GOAL OF THE EXERCISE: Hunt for the word "this" across the entries below, copying each line that holds it.

Structured figure records:
....

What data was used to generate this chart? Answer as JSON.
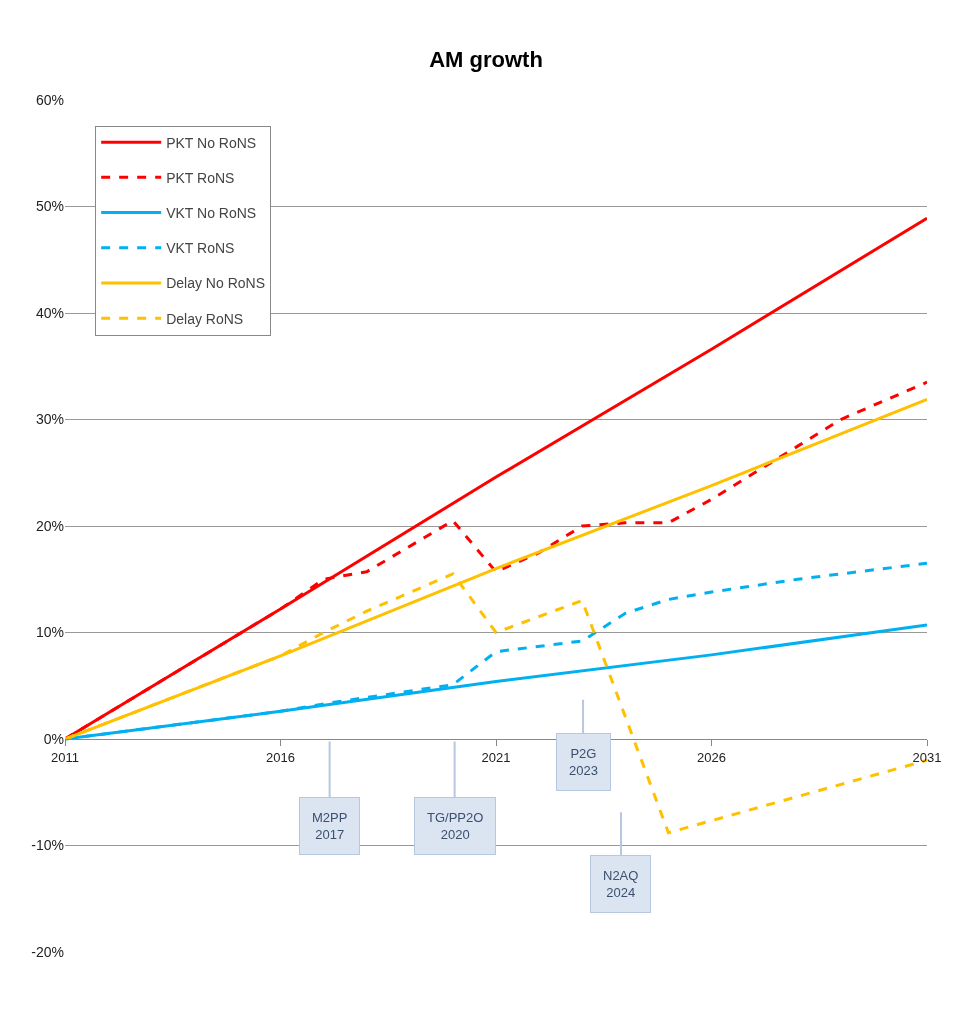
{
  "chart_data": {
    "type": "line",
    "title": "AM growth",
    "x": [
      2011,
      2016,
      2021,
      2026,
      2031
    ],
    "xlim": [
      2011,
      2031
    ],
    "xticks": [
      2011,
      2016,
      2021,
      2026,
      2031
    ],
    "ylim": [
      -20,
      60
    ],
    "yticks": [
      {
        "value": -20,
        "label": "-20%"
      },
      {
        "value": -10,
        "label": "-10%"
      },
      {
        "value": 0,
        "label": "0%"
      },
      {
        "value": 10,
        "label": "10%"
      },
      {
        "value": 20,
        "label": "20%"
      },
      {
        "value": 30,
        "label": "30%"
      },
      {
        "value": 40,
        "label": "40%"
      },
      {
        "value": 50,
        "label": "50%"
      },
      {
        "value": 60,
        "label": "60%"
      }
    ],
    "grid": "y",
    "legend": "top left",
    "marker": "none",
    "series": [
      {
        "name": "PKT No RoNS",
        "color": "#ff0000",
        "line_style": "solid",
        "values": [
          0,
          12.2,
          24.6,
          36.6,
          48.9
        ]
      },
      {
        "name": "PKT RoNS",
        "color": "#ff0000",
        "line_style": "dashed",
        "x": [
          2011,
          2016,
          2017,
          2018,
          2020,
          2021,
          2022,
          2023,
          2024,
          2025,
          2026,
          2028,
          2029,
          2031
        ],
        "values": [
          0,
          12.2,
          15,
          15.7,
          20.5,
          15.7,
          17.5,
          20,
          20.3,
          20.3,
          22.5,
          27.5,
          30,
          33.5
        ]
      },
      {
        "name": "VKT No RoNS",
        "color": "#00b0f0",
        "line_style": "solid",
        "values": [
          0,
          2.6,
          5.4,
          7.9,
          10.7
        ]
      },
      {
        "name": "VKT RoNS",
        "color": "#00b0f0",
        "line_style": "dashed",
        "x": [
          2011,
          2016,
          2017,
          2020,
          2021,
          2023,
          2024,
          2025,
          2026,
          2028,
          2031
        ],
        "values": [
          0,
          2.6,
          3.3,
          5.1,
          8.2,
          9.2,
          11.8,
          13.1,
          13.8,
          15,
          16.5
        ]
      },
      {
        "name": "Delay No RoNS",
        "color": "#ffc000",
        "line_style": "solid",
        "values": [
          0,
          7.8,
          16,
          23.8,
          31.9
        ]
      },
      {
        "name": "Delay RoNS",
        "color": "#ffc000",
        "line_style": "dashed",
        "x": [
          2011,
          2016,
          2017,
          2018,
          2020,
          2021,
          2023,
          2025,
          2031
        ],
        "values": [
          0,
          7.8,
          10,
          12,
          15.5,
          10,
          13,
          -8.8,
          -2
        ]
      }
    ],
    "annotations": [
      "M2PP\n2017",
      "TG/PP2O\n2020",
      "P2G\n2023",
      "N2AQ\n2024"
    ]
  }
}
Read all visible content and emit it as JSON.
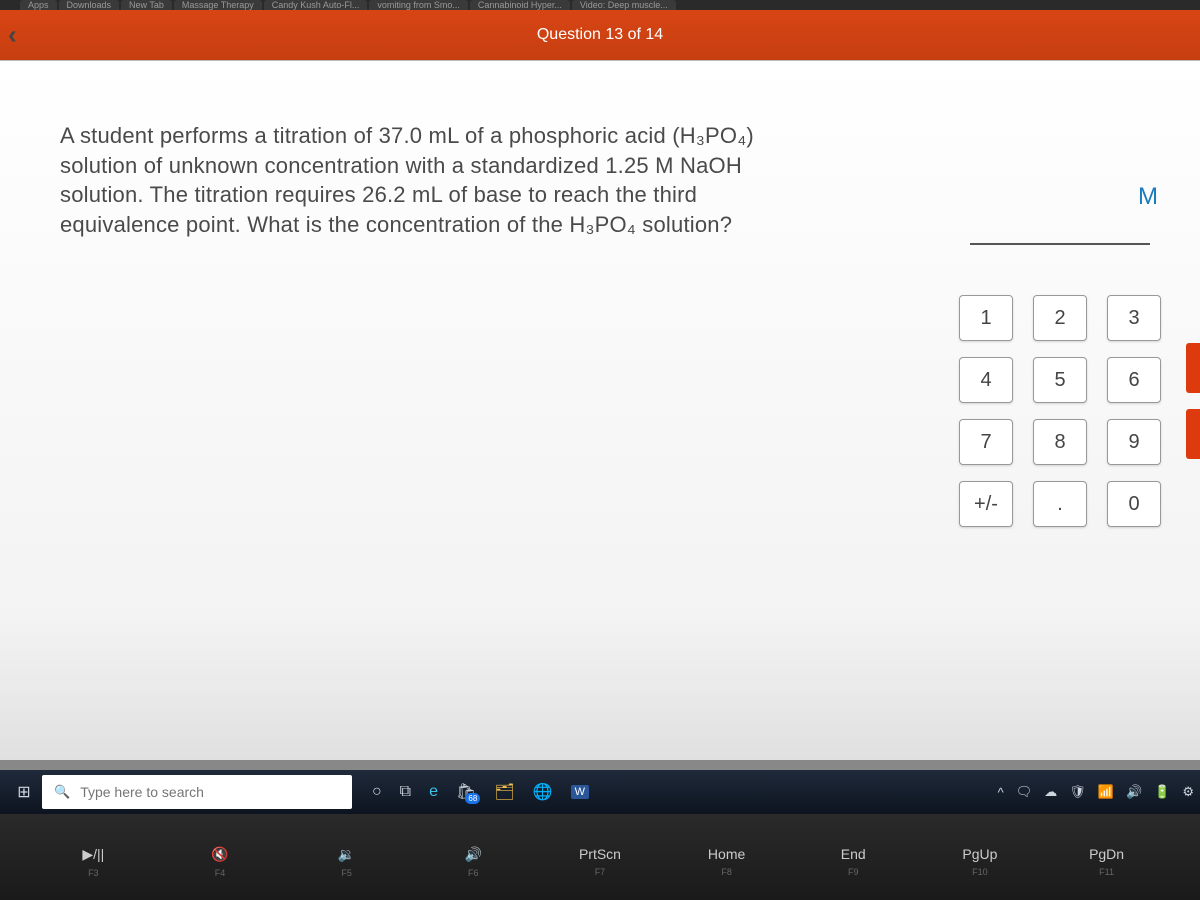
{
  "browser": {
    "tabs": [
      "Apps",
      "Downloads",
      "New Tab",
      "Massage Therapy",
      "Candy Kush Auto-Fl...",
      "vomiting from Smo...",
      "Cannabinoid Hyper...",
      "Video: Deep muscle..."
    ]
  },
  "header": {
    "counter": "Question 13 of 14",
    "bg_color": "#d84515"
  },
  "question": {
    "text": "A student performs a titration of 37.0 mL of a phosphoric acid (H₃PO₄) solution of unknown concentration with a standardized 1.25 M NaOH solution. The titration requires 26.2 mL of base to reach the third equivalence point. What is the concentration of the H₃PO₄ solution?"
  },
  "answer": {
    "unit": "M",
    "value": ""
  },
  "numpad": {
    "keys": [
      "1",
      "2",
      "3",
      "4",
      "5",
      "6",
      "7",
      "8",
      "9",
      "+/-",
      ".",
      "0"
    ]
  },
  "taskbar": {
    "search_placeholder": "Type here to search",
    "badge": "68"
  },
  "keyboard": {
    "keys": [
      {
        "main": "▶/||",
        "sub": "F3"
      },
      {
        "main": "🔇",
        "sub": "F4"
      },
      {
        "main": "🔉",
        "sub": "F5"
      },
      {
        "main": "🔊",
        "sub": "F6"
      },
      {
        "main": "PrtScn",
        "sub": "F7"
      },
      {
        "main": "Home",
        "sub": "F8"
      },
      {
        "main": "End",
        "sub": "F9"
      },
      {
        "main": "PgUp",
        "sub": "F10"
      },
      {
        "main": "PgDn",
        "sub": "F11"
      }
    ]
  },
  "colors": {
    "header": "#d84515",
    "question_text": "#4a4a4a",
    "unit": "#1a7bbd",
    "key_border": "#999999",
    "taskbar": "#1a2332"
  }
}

....

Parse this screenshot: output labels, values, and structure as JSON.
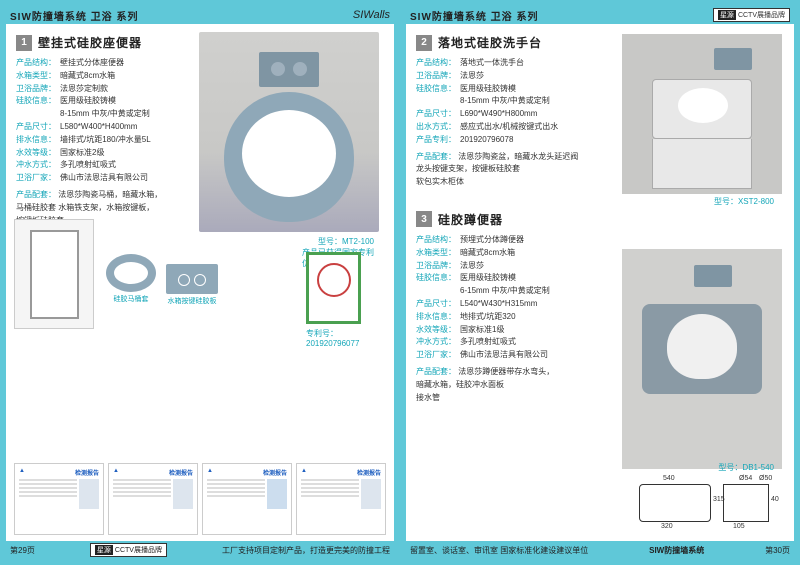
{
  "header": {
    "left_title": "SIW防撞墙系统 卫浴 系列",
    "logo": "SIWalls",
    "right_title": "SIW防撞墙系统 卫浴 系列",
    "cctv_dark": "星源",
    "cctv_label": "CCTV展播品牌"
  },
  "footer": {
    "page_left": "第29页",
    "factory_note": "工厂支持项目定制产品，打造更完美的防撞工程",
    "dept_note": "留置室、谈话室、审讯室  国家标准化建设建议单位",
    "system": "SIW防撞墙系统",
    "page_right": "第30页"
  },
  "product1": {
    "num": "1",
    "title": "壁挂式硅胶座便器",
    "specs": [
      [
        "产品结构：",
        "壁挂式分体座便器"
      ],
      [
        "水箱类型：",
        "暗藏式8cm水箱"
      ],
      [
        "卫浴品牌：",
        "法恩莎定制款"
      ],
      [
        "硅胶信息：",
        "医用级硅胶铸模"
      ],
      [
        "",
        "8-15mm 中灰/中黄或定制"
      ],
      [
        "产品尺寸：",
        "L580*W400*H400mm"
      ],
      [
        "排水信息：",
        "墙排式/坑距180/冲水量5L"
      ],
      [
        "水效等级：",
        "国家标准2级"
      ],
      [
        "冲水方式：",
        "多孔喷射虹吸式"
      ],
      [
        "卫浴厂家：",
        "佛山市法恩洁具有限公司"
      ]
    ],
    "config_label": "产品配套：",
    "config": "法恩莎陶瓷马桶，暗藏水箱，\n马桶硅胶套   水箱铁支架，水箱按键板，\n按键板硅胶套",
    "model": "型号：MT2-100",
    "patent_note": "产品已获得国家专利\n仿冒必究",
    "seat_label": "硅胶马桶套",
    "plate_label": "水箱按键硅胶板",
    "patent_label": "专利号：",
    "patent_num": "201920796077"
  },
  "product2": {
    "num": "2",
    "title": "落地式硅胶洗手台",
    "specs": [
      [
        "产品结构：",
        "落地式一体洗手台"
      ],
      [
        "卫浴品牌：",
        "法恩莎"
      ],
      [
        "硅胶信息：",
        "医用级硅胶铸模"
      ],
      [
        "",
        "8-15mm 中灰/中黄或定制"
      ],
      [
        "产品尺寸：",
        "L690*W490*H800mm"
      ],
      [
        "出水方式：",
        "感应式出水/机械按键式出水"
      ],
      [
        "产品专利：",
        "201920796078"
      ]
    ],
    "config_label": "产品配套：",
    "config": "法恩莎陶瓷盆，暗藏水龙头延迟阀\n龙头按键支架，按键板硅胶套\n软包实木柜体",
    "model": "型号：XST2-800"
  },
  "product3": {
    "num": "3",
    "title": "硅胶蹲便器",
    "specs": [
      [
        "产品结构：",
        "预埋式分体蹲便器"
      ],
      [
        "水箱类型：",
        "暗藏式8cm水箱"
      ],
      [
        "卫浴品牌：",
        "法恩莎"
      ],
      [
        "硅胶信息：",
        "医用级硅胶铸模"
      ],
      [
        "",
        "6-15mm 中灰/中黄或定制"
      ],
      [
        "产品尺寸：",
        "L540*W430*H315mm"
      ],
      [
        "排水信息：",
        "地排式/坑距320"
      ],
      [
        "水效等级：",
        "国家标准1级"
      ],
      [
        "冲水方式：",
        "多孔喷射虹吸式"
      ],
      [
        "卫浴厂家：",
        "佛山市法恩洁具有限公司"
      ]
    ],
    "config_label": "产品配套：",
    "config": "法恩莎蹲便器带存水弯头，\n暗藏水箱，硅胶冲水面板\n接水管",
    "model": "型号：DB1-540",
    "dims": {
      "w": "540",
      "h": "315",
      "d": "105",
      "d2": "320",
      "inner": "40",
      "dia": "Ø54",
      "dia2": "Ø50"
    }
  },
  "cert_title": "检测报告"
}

....

RIGHT ANSWER:
What data was used to generate this chart? Answer as JSON.
Parse this screenshot: output labels, values, and structure as JSON.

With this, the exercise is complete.